◆ Task: Reproduce the listing below word for word, with no pictures.

◆ Saved entries:
..............................

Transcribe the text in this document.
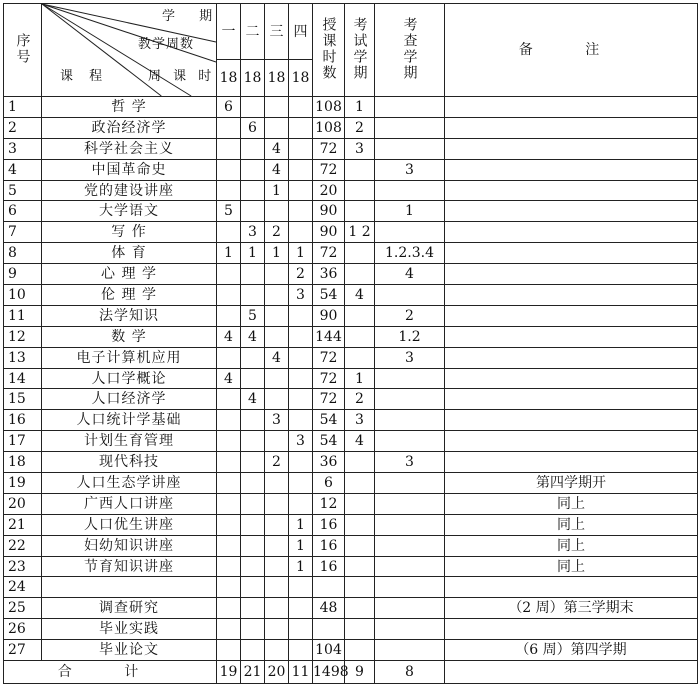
序号	学 期
教学周数
课 程 周 课 时	一	二	三	四	授课时数	考试学期	考查学期	备 注
		18	18	18	18				
1	哲 学	6				108	1		
2	政治经济学		6			108	2		
3	科学社会主义			4		72	3		
4	中国革命史			4		72		3	
5	党的建设讲座			1		20			
6	大学语文	5				90		1	
7	写 作		3	2		90	1 2		
8	体 育	1	1	1	1	72		1.2.3.4	
9	心 理 学				2	36		4	
10	伦 理 学				3	54	4		
11	法学知识		5			90		2	
12	数 学	4	4			144		1.2	
13	电子计算机应用			4		72		3	
14	人口学概论	4				72	1		
15	人口经济学		4			72	2		
16	人口统计学基础			3		54	3		
17	计划生育管理				3	54	4		
18	现代科技			2		36		3	
19	人口生态学讲座					6			第四学期开
20	广西人口讲座					12			同上
21	人口优生讲座				1	16			同上
22	妇幼知识讲座				1	16			同上
23	节育知识讲座				1	16			同上
24									
25	调查研究					48			（2 周）第三学期末
26	毕业实践								
27	毕业论文					104			（6 周）第四学期
合 计		19	21	20	11	1498	9	8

..............................

◆ Solution for this exercise:
Transcribe the text in this document.
序号	学 期
教学周数
课 程 周 课 时	一	二	三	四	授课时数	考试学期	考查学期	备 注
		18	18	18	18				
1	哲 学	6				108	1		
2	政治经济学		6			108	2		
3	科学社会主义			4		72	3		
4	中国革命史			4		72		3	
5	党的建设讲座			1		20			
6	大学语文	5				90		1	
7	写 作		3	2		90	1 2		
8	体 育	1	1	1	1	72		1.2.3.4	
9	心 理 学				2	36		4	
10	伦 理 学				3	54	4		
11	法学知识		5			90		2	
12	数 学	4	4			144		1.2	
13	电子计算机应用			4		72		3	
14	人口学概论	4				72	1		
15	人口经济学		4			72	2		
16	人口统计学基础			3		54	3		
17	计划生育管理				3	54	4		
18	现代科技			2		36		3	
19	人口生态学讲座					6			第四学期开
20	广西人口讲座					12			同上
21	人口优生讲座				1	16			同上
22	妇幼知识讲座				1	16			同上
23	节育知识讲座				1	16			同上
24									
25	调查研究					48			（2 周）第三学期末
26	毕业实践								
27	毕业论文					104			（6 周）第四学期
合 计		19	21	20	11	1498	9	8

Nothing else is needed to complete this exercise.